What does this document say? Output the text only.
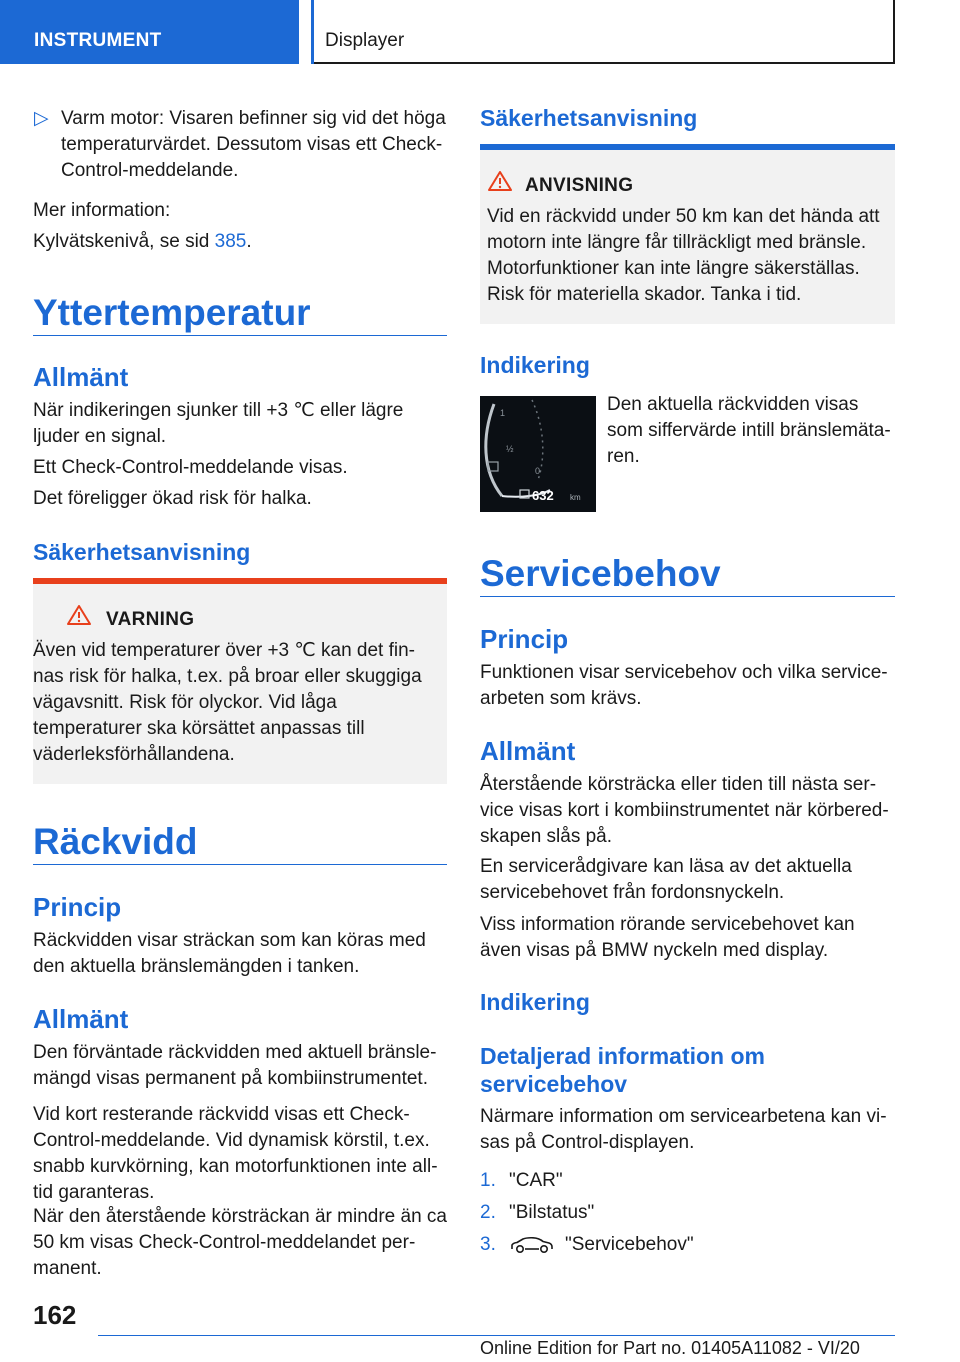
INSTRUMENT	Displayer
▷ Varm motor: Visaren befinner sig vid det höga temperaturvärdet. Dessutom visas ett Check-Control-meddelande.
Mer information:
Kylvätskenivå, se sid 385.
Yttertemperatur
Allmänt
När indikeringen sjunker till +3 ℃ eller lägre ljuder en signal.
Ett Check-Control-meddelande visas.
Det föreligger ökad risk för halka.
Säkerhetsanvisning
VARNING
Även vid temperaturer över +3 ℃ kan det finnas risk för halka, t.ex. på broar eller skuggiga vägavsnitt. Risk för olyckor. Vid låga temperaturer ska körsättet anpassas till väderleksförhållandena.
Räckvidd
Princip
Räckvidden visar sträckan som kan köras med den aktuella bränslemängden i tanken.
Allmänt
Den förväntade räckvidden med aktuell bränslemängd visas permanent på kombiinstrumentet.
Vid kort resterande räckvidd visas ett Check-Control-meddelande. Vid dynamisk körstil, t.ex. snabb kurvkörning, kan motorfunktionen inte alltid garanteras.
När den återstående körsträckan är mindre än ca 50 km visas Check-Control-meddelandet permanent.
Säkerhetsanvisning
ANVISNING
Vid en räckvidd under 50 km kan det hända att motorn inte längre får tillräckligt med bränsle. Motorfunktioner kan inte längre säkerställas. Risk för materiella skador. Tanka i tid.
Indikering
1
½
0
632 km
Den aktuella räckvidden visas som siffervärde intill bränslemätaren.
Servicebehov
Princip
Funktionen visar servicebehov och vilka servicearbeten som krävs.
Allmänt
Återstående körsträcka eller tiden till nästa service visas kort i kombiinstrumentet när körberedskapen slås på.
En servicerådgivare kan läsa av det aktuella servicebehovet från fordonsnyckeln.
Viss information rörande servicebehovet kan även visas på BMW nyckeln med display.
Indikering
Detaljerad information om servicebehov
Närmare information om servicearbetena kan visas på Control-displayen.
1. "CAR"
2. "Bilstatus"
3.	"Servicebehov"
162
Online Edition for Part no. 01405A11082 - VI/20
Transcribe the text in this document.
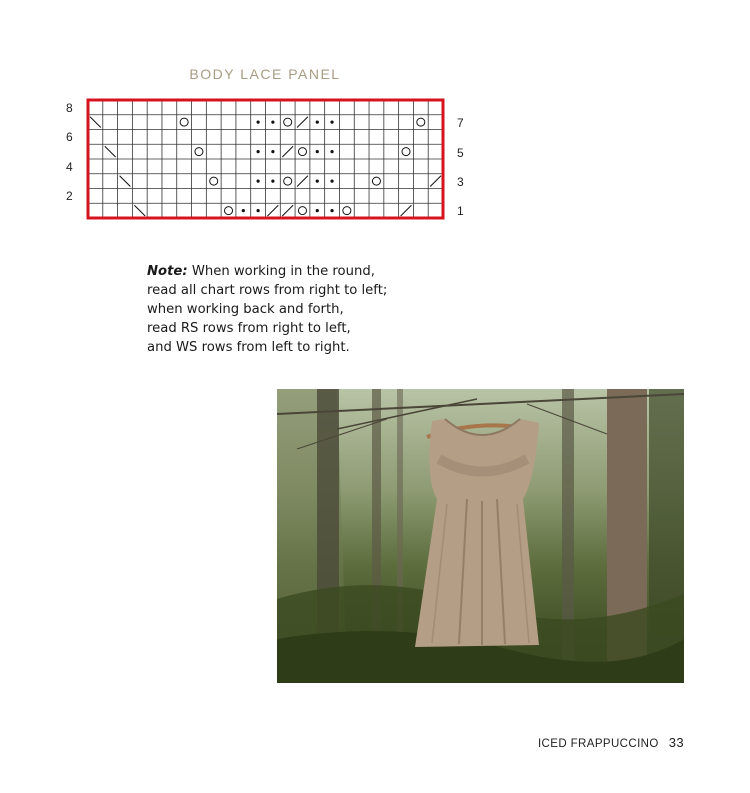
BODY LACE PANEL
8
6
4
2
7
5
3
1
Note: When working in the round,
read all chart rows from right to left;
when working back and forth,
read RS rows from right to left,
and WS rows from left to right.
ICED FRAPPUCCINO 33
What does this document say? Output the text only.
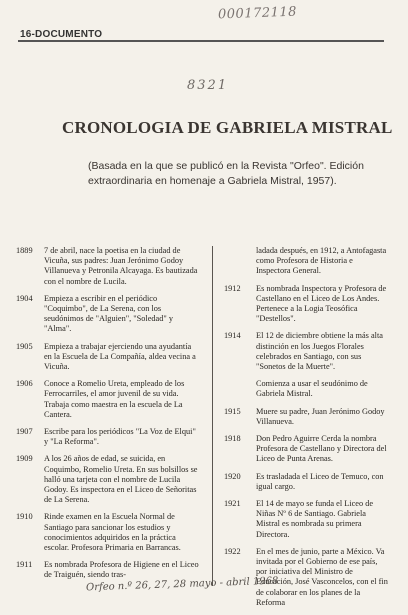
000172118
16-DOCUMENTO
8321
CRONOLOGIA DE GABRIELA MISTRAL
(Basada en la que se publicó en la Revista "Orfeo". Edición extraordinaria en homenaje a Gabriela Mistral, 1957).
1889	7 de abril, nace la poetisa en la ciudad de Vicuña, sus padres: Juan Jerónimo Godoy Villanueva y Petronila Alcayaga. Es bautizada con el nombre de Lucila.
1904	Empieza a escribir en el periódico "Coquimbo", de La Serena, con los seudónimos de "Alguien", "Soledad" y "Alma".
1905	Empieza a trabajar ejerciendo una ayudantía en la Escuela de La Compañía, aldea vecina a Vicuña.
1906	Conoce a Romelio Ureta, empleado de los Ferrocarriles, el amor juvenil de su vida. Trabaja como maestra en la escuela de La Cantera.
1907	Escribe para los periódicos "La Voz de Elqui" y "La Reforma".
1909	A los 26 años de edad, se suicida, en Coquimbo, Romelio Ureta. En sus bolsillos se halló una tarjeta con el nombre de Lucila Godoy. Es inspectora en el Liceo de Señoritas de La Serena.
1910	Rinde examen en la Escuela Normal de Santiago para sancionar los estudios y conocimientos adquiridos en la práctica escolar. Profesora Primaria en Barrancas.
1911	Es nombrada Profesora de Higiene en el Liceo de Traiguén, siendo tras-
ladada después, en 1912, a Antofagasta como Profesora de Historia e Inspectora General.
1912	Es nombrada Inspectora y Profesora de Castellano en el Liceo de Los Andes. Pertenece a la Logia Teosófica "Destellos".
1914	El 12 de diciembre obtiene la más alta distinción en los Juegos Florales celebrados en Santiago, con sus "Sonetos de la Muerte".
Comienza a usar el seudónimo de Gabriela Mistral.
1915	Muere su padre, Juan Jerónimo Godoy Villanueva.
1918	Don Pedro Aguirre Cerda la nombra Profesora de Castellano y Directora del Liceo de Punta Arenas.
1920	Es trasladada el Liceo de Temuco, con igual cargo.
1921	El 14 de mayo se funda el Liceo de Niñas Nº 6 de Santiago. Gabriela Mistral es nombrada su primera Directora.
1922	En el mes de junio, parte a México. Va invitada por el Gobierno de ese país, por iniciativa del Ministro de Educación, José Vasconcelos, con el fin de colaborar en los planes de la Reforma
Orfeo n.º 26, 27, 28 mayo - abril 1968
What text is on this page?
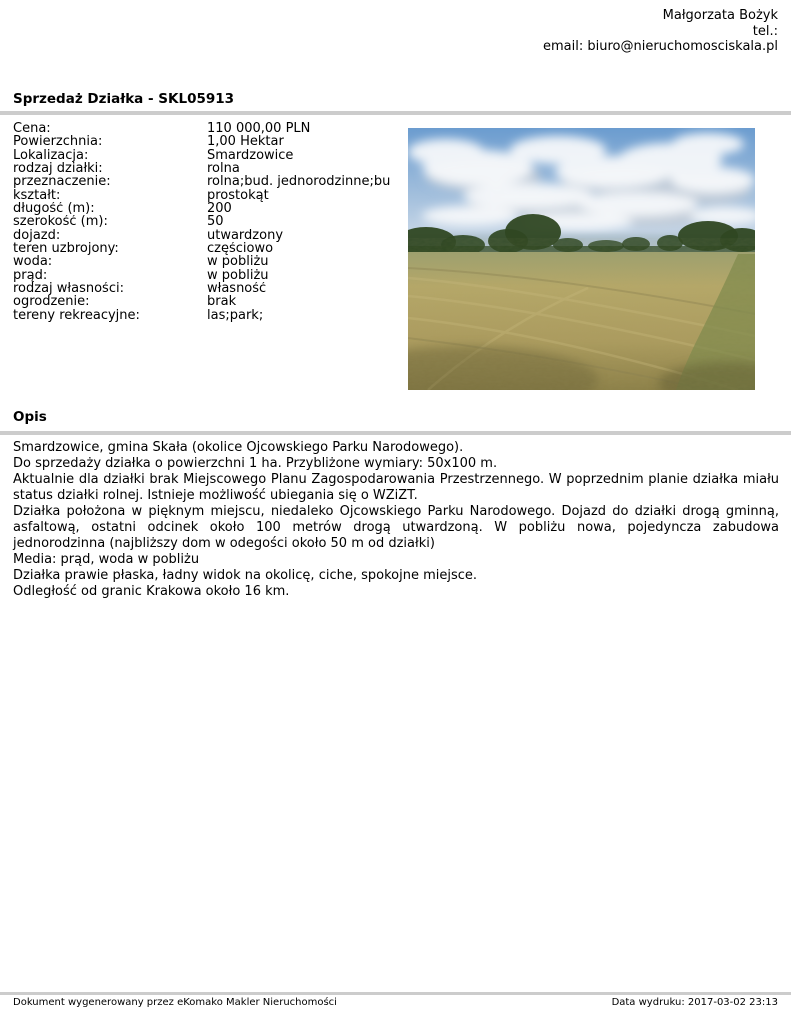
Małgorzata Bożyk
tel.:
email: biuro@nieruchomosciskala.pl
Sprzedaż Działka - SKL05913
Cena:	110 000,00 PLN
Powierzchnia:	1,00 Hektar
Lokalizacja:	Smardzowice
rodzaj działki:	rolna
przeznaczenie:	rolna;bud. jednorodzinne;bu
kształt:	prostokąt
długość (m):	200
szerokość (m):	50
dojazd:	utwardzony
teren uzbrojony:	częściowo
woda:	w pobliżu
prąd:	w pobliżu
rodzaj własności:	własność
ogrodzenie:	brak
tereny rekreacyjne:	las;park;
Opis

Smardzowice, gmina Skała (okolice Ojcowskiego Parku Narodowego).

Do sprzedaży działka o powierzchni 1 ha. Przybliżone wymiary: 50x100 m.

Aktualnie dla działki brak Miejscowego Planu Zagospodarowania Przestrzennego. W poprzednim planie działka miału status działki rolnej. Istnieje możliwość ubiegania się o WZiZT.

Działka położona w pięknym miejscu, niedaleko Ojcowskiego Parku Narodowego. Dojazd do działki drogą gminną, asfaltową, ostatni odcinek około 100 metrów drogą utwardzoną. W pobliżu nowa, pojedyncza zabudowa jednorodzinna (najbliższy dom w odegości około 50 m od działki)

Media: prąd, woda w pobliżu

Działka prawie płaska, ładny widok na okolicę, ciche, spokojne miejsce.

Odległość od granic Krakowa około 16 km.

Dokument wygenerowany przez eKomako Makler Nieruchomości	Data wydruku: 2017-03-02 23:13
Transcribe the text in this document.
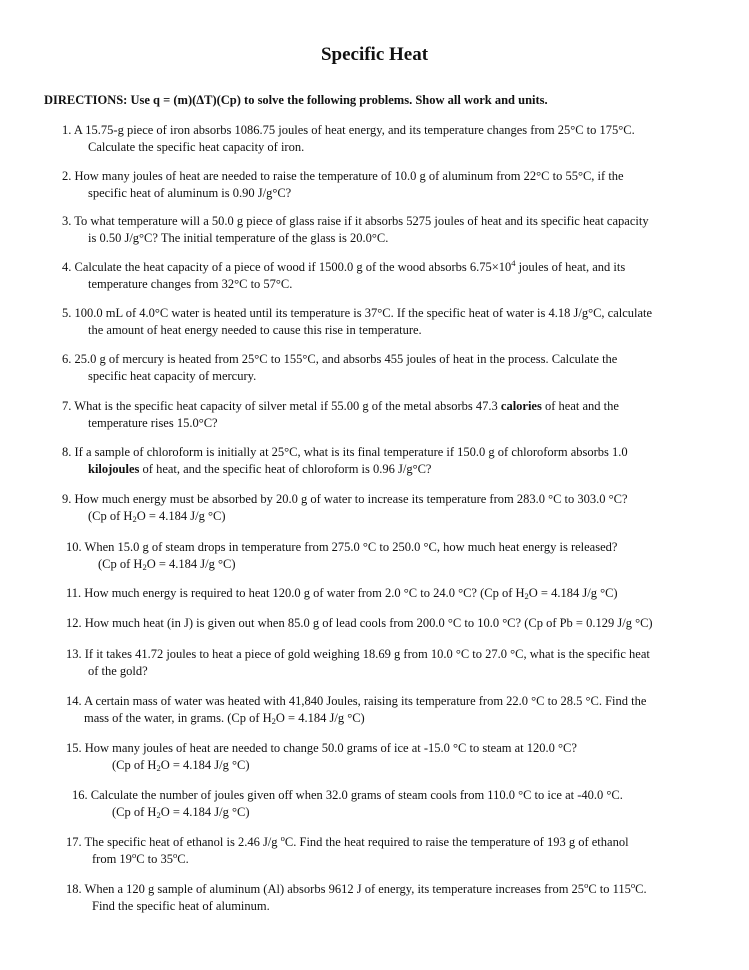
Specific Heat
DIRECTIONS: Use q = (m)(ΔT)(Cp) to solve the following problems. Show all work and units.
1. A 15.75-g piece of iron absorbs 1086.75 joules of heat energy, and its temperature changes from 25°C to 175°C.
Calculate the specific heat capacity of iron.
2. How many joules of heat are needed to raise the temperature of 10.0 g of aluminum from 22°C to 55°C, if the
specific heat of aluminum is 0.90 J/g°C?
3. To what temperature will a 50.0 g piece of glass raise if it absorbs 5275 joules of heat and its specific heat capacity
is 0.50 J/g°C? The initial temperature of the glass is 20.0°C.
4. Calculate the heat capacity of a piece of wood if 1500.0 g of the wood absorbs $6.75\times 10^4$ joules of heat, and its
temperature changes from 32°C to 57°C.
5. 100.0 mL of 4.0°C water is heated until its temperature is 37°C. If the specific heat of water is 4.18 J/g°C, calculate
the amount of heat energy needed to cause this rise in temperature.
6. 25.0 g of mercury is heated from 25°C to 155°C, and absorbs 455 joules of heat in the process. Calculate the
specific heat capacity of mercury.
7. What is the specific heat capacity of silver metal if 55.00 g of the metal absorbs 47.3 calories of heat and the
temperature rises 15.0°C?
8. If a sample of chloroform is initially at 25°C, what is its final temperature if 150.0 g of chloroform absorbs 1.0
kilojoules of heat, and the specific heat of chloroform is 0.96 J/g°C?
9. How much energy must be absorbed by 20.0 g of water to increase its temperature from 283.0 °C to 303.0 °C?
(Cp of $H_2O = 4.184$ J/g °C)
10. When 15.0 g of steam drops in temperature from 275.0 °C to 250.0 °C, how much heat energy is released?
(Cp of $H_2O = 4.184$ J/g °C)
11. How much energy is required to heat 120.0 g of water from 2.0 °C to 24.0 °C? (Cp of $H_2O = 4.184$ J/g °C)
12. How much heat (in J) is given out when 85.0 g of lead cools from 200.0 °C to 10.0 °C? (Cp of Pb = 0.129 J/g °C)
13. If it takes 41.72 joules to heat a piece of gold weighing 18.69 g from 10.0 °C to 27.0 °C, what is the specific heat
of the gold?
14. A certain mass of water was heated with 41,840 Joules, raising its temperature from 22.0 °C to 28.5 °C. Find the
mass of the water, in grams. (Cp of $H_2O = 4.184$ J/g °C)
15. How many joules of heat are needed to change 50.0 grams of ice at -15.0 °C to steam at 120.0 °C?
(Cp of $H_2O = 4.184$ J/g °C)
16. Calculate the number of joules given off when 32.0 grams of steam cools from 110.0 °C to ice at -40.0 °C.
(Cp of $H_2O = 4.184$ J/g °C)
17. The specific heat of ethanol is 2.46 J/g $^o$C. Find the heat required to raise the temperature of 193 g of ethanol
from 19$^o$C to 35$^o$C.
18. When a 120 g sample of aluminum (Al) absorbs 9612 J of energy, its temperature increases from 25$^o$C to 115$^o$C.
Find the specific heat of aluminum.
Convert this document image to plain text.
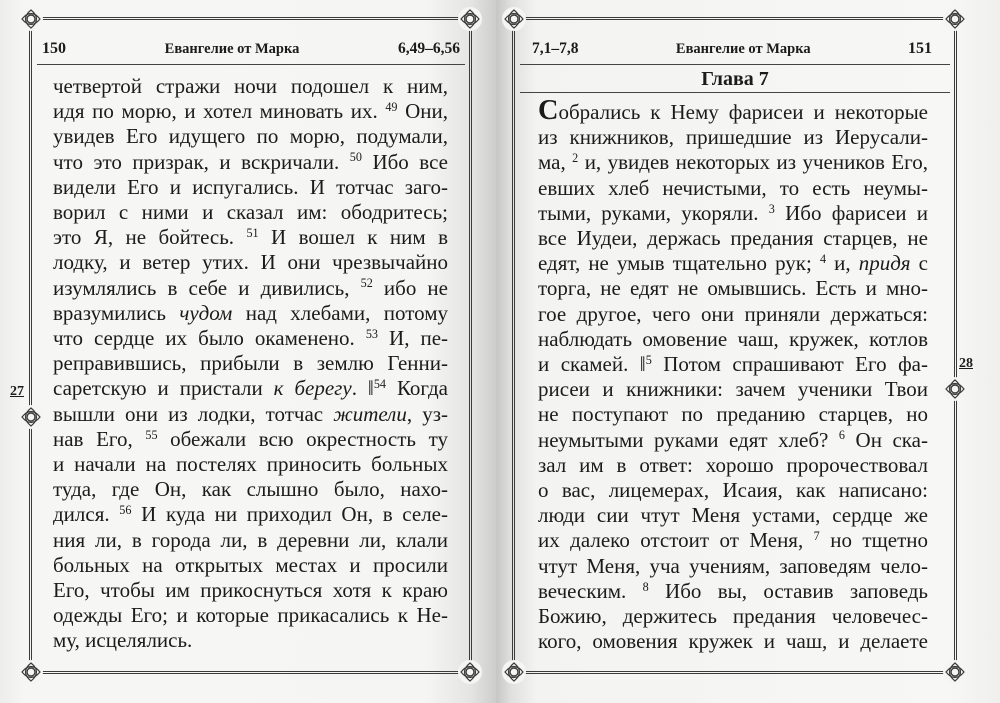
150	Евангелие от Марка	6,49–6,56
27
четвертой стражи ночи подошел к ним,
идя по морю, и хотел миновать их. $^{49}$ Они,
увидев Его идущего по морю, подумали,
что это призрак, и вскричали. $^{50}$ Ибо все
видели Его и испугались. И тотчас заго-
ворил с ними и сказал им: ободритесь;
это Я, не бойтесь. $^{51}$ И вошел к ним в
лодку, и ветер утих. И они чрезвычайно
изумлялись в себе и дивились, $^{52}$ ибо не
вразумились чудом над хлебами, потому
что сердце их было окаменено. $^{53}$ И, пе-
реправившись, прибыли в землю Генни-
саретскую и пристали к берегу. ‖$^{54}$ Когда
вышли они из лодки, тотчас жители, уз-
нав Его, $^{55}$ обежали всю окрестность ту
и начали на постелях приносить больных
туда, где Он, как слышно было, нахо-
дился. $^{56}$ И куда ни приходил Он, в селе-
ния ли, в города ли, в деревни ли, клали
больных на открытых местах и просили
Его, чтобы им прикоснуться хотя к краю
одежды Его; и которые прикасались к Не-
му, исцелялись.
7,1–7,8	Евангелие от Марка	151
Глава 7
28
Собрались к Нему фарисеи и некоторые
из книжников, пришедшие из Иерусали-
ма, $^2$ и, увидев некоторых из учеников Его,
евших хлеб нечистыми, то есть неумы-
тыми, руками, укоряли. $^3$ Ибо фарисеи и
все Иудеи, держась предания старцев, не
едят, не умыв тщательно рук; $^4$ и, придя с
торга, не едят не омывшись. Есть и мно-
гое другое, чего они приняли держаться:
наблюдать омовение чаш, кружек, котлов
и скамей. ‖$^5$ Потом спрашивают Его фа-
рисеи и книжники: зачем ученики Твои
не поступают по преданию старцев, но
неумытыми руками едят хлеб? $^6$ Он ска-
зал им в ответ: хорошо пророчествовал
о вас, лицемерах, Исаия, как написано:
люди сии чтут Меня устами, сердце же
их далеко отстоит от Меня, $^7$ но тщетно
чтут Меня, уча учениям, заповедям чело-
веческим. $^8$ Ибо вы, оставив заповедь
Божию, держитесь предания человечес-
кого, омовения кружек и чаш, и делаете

==*==

# Aim
Scan the material above. Return every line containing the string "aktuella".

# Task output
Räckvidden visar sträckan som kan köras med den aktuella bränslemängden i tanken.
Den aktuella räckvidden visas som siffervärde intill bränslemätaren.
En servicerådgivare kan läsa av det aktuella servicebehovet från fordonsnyckeln.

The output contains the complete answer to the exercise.